───── Data extract

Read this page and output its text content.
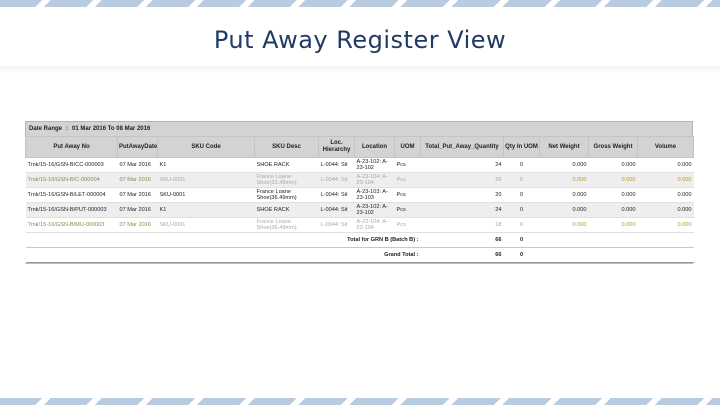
Put Away Register View
Date Range : 01 Mar 2016 To 08 Mar 2016
Put Away No	PutAwayDate	SKU Code	SKU Desc	Loc. Hierarchy	Location	UOM	Total_Put_Away_Quantity	Qty In UOM	Net Weight	Gross Weight	Volume
Trnk/15-16/GSN-B/CC-000003	07 Mar 2016	K1	SHOE RACK	L-0044: Sit	A-23-102: A-23-102	Pcs	24	0	0.000	0.000	0.000
Trnk/15-16/GSN-B/C-000004	07 Mar 2016	SKU-0001	France Loane Shoe(31.49mm)	L-0044: Sit	A-23-104: A-23-104	Pcs	20	0	0.000	0.000	0.000
Trnk/15-16/GSN-B/LET-000004	07 Mar 2016	SKU-0001	France Loane Shoe(36.49mm)	L-0044: Sit	A-23-103: A-23-103	Pcs	20	0	0.000	0.000	0.000
Trnk/15-16/GSN-B/PUT-000003	07 Mar 2016	K1	SHOE RACK	L-0044: Sit	A-23-102: A-23-102	Pcs	24	0	0.000	0.000	0.000
Trnk/15-16/GSN-B/MU-000003	07 Mar 2016	SKU-0001	France Loane Shoe(36.49mm)	L-0044: Sit	A-23-104: A-23-104	Pcs	18	0	0.000	0.000	0.000
Total for GRN B (Batch B) :							66	0			
Grand Total :							66	0			
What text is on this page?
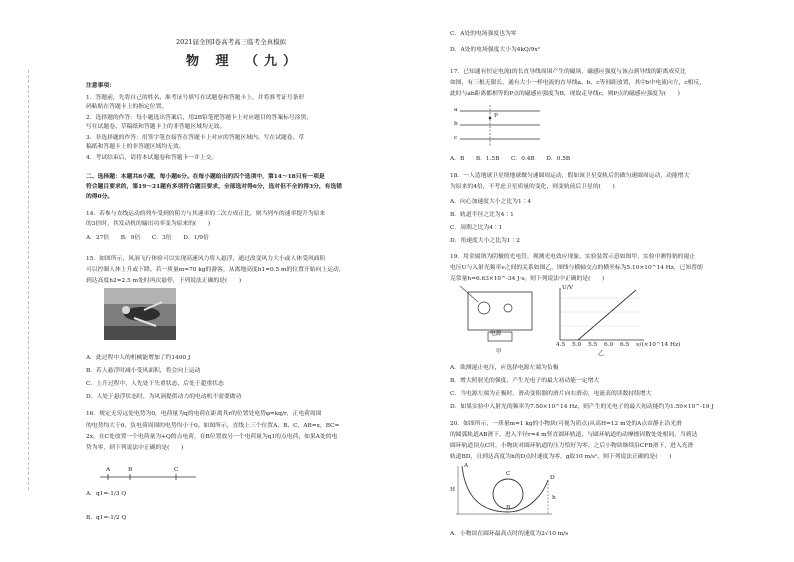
2021届全国Ⅰ卷高考高三临考全真模拟
物 理 （九）
注意事项：
1．答题前，先将自己的姓名、准考证号填写在试题卷和答题卡上，并将准考证号条形
码粘贴在答题卡上的指定位置。
2．选择题的作答：每小题选出答案后，用2B铅笔把答题卡上对应题目的答案标号涂黑，
写在试题卷、草稿纸和答题卡上的非答题区域均无效。
3．非选择题的作答：用签字笔直接答在答题卡上对应的答题区域内。写在试题卷、草
稿纸和答题卡上的非答题区域均无效。
4．考试结束后，请将本试题卷和答题卡一并上交。
二、选择题：本题共8小题，每小题6分。在每小题给出的四个选项中，第14～18只有一项是
符合题目要求的，第19～21题有多项符合题目要求，全部选对得6分，选对但不全的得3分，有选错
的得0分。
14．若参与直线运动的列车受到的阻力与其速率的二次方成正比，则当列车的速率提升为原来
的3倍时，其发动机的输出功率变为原来的(　　)
A．27倍　　B．9倍　　C．3倍　　D．1/9倍
15．如图所示，风洞飞行体验可以实现高速风力将人悬浮，通过改变风力大小或人体受风面积
可以控制人体上升或下降。若一质量m=70 kg的游客，从离地高度h1=0.5 m的位置开始向上运动，
到达高度h2=2.5 m处时再次悬停，下列说法正确的是(　　)
A．此过程中人的机械能增加了约1400 J
B．若人悬浮时减小受风面积，将会向上运动
C．上升过程中，人先处于失重状态，后处于超重状态
D．人处于悬浮状态时，为风洞提供动力的电动机不需要做功
16．规定无穷远处电势为0，电荷量为q的电荷在距离其r的位置处电势φ=kq/r，正电荷周围
的电势均大于0，负电荷周围的电势均小于0。如图所示，直线上三个位置A、B、C，AB=x，BC=
2x，在C处放置一个电荷量为+Q的点电荷，在B位置放另一个电荷量为q1的点电荷，如果A处的电
势为零，则下列说法中正确的是(　　)
A	B	C
A．q1=-1/3 Q
B．q1=-1/2 Q
C．A处的电场强度也为零
D．A处的电场强度大小为4kQ/9x²
17．已知通有恒定电流I的长直导线周围产生的磁场，磁感应强度与该点到导线的距离成反比
如图，有三根无限长、通有大小一样电流的直导线a、b、c等间距放置，其中b中电流向左，c相反，
此时与ab距离都相等的P点的磁感应强度为B，现取走导线c，则P点的磁感应强度为(　　)
a
b
c
P
A．B　　B．1.5B　　C．0.4B　　D．0.5B
18．一人造地球卫星绕地球做匀速圆周运动，假如该卫星变轨后仍做匀速圆周运动，动能增大
为原来的4倍，不考虑卫星质量的变化，则变轨前后卫星的(　　)
A．向心加速度大小之比为1∶4
B．轨道半径之比为4∶1
C．周期之比为4∶1
D．角速度大小之比为1∶2
19．用金属钠为阴极的光电管，观测光电效应现象，实验装置示意如图甲，实验中测得钠的遏止
电压U与入射光频率ν之间的关系如图乙，图线与横轴交点的横坐标为5.10×10^14 Hz，已知普朗
克常量h=6.63×10^-34 J·s。则下列说法中正确的是(　　)
电源
甲
U/V
4.5 5.0 5.5 6.0 6.5 ν/(×10^14 Hz)
乙
A．欲测遏止电压，应选择电源左端为负极
B．增大照射光的强度，产生光电子的最大初动能一定增大
C．当电源左端为正极时，滑动变阻器的滑片向右滑动，电流表的读数持续增大
D．如果实验中入射光的频率为7.50×10^14 Hz，则产生的光电子的最大初动能约为1.59×10^-19 J
20．如图所示，一质量m=1 kg的小物块(可视为质点)从高H=12 m处的A点由静止沿光滑
的圆弧轨道AB滑下，进入半径r=4 m竖直圆环轨道，与圆环轨道的动摩擦因数处处相同，当到达
圆环轨道顶点C时，小物块对圆环轨道的压力恰好为零。之后小物块继续沿CFB滑下，进入光滑
轨道BD，且到达高度为h的D点时速度为零，g取10 m/s²，则下列说法正确的是(　　)
A
B
C
D
H
h
A．小物块在圆环最高点时的速度为2√10 m/s
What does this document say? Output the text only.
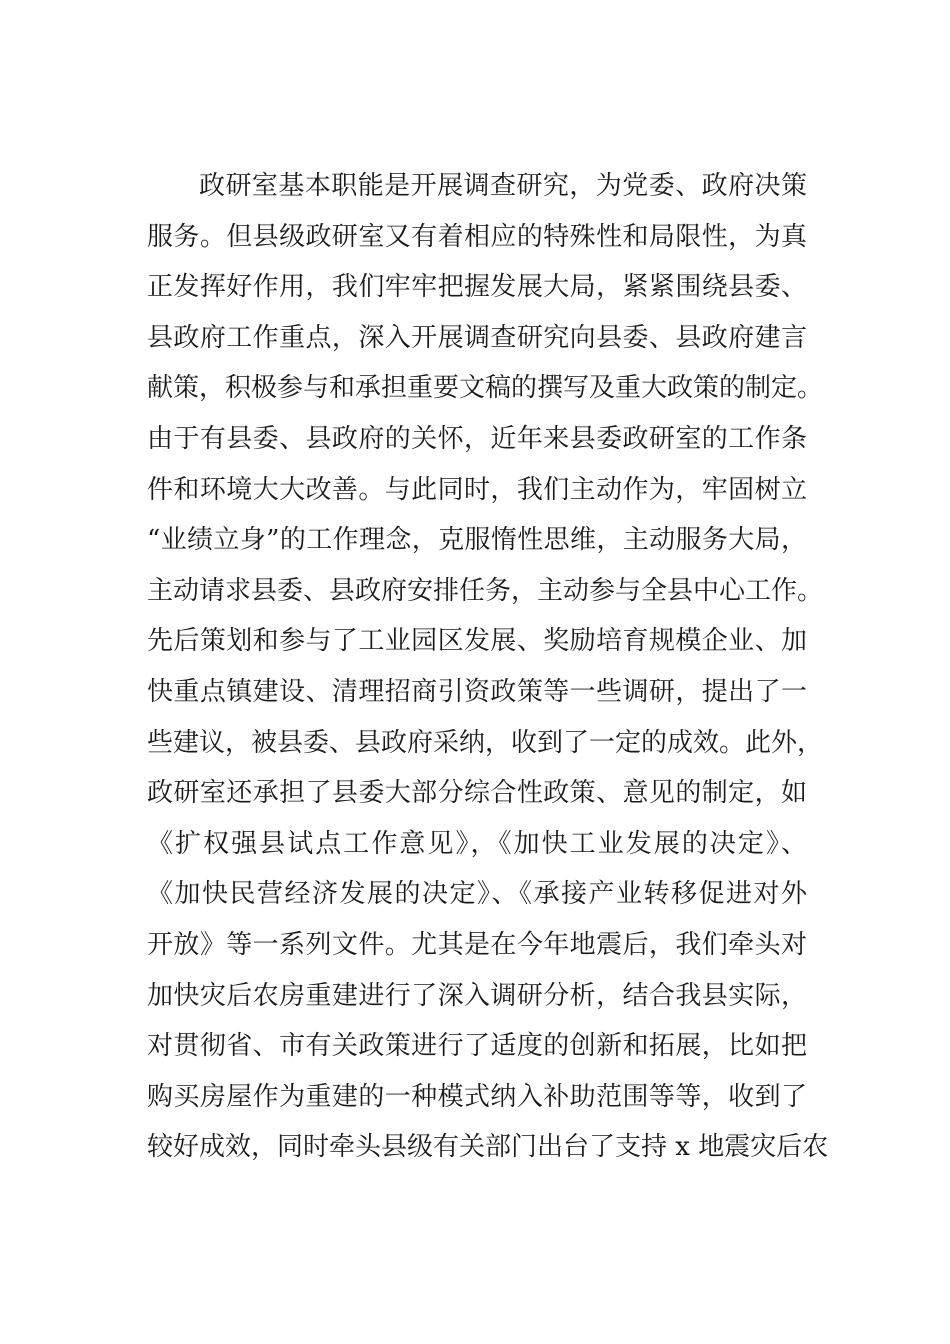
政研室基本职能是开展调查研究，为党委、政府决策
服务。但县级政研室又有着相应的特殊性和局限性，为真
正发挥好作用，我们牢牢把握发展大局，紧紧围绕县委、
县政府工作重点，深入开展调查研究向县委、县政府建言
献策，积极参与和承担重要文稿的撰写及重大政策的制定。
由于有县委、县政府的关怀，近年来县委政研室的工作条
件和环境大大改善。与此同时，我们主动作为，牢固树立
“业绩立身”的工作理念，克服惰性思维，主动服务大局，
主动请求县委、县政府安排任务，主动参与全县中心工作。
先后策划和参与了工业园区发展、奖励培育规模企业、加
快重点镇建设、清理招商引资政策等一些调研，提出了一
些建议，被县委、县政府采纳，收到了一定的成效。此外，
政研室还承担了县委大部分综合性政策、意见的制定，如
《扩权强县试点工作意见》，《加快工业发展的决定》、
《加快民营经济发展的决定》、《承接产业转移促进对外
开放》等一系列文件。尤其是在今年地震后，我们牵头对
加快灾后农房重建进行了深入调研分析，结合我县实际，
对贯彻省、市有关政策进行了适度的创新和拓展，比如把
购买房屋作为重建的一种模式纳入补助范围等等，收到了
较好成效，同时牵头县级有关部门出台了支持 x 地震灾后农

──────────

→ Work to be completed:
From the records given above, reproduce all text exactly and exclude each picture.

→ Result for this task:
Read this page and output its text content.
Put Away Register View
Date Range : 01 Mar 2016 To 08 Mar 2016
Put Away No	PutAwayDate	SKU Code	SKU Desc	Loc. Hierarchy	Location	UOM	Total_Put_Away_Quantity	Qty In UOM	Net Weight	Gross Weight	Volume
Trnk/15-16/GSN-B/CC-000003	07 Mar 2016	K1	SHOE RACK	L-0044: Sit	A-23-102: A-23-102	Pcs	24	0	0.000	0.000	0.000
Trnk/15-16/GSN-B/C-000004	07 Mar 2016	SKU-0001	France Loane Shoe(31.49mm)	L-0044: Sit	A-23-104: A-23-104	Pcs	20	0	0.000	0.000	0.000
Trnk/15-16/GSN-B/LET-000004	07 Mar 2016	SKU-0001	France Loane Shoe(36.49mm)	L-0044: Sit	A-23-103: A-23-103	Pcs	20	0	0.000	0.000	0.000
Trnk/15-16/GSN-B/PUT-000003	07 Mar 2016	K1	SHOE RACK	L-0044: Sit	A-23-102: A-23-102	Pcs	24	0	0.000	0.000	0.000
Trnk/15-16/GSN-B/MU-000003	07 Mar 2016	SKU-0001	France Loane Shoe(36.49mm)	L-0044: Sit	A-23-104: A-23-104	Pcs	18	0	0.000	0.000	0.000
Total for GRN B (Batch B) :							66	0			
Grand Total :							66	0			
What text is on this page?
2021届全国Ⅰ卷高考高三临考全真模拟
物 理 （九）
注意事项：
1．答题前，先将自己的姓名、准考证号填写在试题卷和答题卡上，并将准考证号条形
码粘贴在答题卡上的指定位置。
2．选择题的作答：每小题选出答案后，用2B铅笔把答题卡上对应题目的答案标号涂黑，
写在试题卷、草稿纸和答题卡上的非答题区域均无效。
3．非选择题的作答：用签字笔直接答在答题卡上对应的答题区域内。写在试题卷、草
稿纸和答题卡上的非答题区域均无效。
4．考试结束后，请将本试题卷和答题卡一并上交。
二、选择题：本题共8小题，每小题6分。在每小题给出的四个选项中，第14～18只有一项是
符合题目要求的，第19～21题有多项符合题目要求，全部选对得6分，选对但不全的得3分，有选错
的得0分。
14．若参与直线运动的列车受到的阻力与其速率的二次方成正比，则当列车的速率提升为原来
的3倍时，其发动机的输出功率变为原来的(　　)
A．27倍　　B．9倍　　C．3倍　　D．1/9倍
15．如图所示，风洞飞行体验可以实现高速风力将人悬浮，通过改变风力大小或人体受风面积
可以控制人体上升或下降。若一质量m=70 kg的游客，从离地高度h1=0.5 m的位置开始向上运动，
到达高度h2=2.5 m处时再次悬停，下列说法正确的是(　　)
A．此过程中人的机械能增加了约1400 J
B．若人悬浮时减小受风面积，将会向上运动
C．上升过程中，人先处于失重状态，后处于超重状态
D．人处于悬浮状态时，为风洞提供动力的电动机不需要做功
16．规定无穷远处电势为0，电荷量为q的电荷在距离其r的位置处电势φ=kq/r，正电荷周围
的电势均大于0，负电荷周围的电势均小于0。如图所示，直线上三个位置A、B、C，AB=x，BC=
2x，在C处放置一个电荷量为+Q的点电荷，在B位置放另一个电荷量为q1的点电荷，如果A处的电
势为零，则下列说法中正确的是(　　)
A	B	C
A．q1=-1/3 Q
B．q1=-1/2 Q
C．A处的电场强度也为零
D．A处的电场强度大小为4kQ/9x²
17．已知通有恒定电流I的长直导线周围产生的磁场，磁感应强度与该点到导线的距离成反比
如图，有三根无限长、通有大小一样电流的直导线a、b、c等间距放置，其中b中电流向左，c相反，
此时与ab距离都相等的P点的磁感应强度为B，现取走导线c，则P点的磁感应强度为(　　)
a
b
c
P
A．B　　B．1.5B　　C．0.4B　　D．0.5B
18．一人造地球卫星绕地球做匀速圆周运动，假如该卫星变轨后仍做匀速圆周运动，动能增大
为原来的4倍，不考虑卫星质量的变化，则变轨前后卫星的(　　)
A．向心加速度大小之比为1∶4
B．轨道半径之比为4∶1
C．周期之比为4∶1
D．角速度大小之比为1∶2
19．用金属钠为阴极的光电管，观测光电效应现象，实验装置示意如图甲，实验中测得钠的遏止
电压U与入射光频率ν之间的关系如图乙，图线与横轴交点的横坐标为5.10×10^14 Hz，已知普朗
克常量h=6.63×10^-34 J·s。则下列说法中正确的是(　　)
电源
甲
U/V
4.5 5.0 5.5 6.0 6.5 ν/(×10^14 Hz)
乙
A．欲测遏止电压，应选择电源左端为负极
B．增大照射光的强度，产生光电子的最大初动能一定增大
C．当电源左端为正极时，滑动变阻器的滑片向右滑动，电流表的读数持续增大
D．如果实验中入射光的频率为7.50×10^14 Hz，则产生的光电子的最大初动能约为1.59×10^-19 J
20．如图所示，一质量m=1 kg的小物块(可视为质点)从高H=12 m处的A点由静止沿光滑
的圆弧轨道AB滑下，进入半径r=4 m竖直圆环轨道，与圆环轨道的动摩擦因数处处相同，当到达
圆环轨道顶点C时，小物块对圆环轨道的压力恰好为零。之后小物块继续沿CFB滑下，进入光滑
轨道BD，且到达高度为h的D点时速度为零，g取10 m/s²，则下列说法正确的是(　　)
A
B
C
D
H
h
A．小物块在圆环最高点时的速度为2√10 m/s
What does this document say? Output the text only.
政研室基本职能是开展调查研究，为党委、政府决策
服务。但县级政研室又有着相应的特殊性和局限性，为真
正发挥好作用，我们牢牢把握发展大局，紧紧围绕县委、
县政府工作重点，深入开展调查研究向县委、县政府建言
献策，积极参与和承担重要文稿的撰写及重大政策的制定。
由于有县委、县政府的关怀，近年来县委政研室的工作条
件和环境大大改善。与此同时，我们主动作为，牢固树立
“业绩立身”的工作理念，克服惰性思维，主动服务大局，
主动请求县委、县政府安排任务，主动参与全县中心工作。
先后策划和参与了工业园区发展、奖励培育规模企业、加
快重点镇建设、清理招商引资政策等一些调研，提出了一
些建议，被县委、县政府采纳，收到了一定的成效。此外，
政研室还承担了县委大部分综合性政策、意见的制定，如
《扩权强县试点工作意见》，《加快工业发展的决定》、
《加快民营经济发展的决定》、《承接产业转移促进对外
开放》等一系列文件。尤其是在今年地震后，我们牵头对
加快灾后农房重建进行了深入调研分析，结合我县实际，
对贯彻省、市有关政策进行了适度的创新和拓展，比如把
购买房屋作为重建的一种模式纳入补助范围等等，收到了
较好成效，同时牵头县级有关部门出台了支持 x 地震灾后农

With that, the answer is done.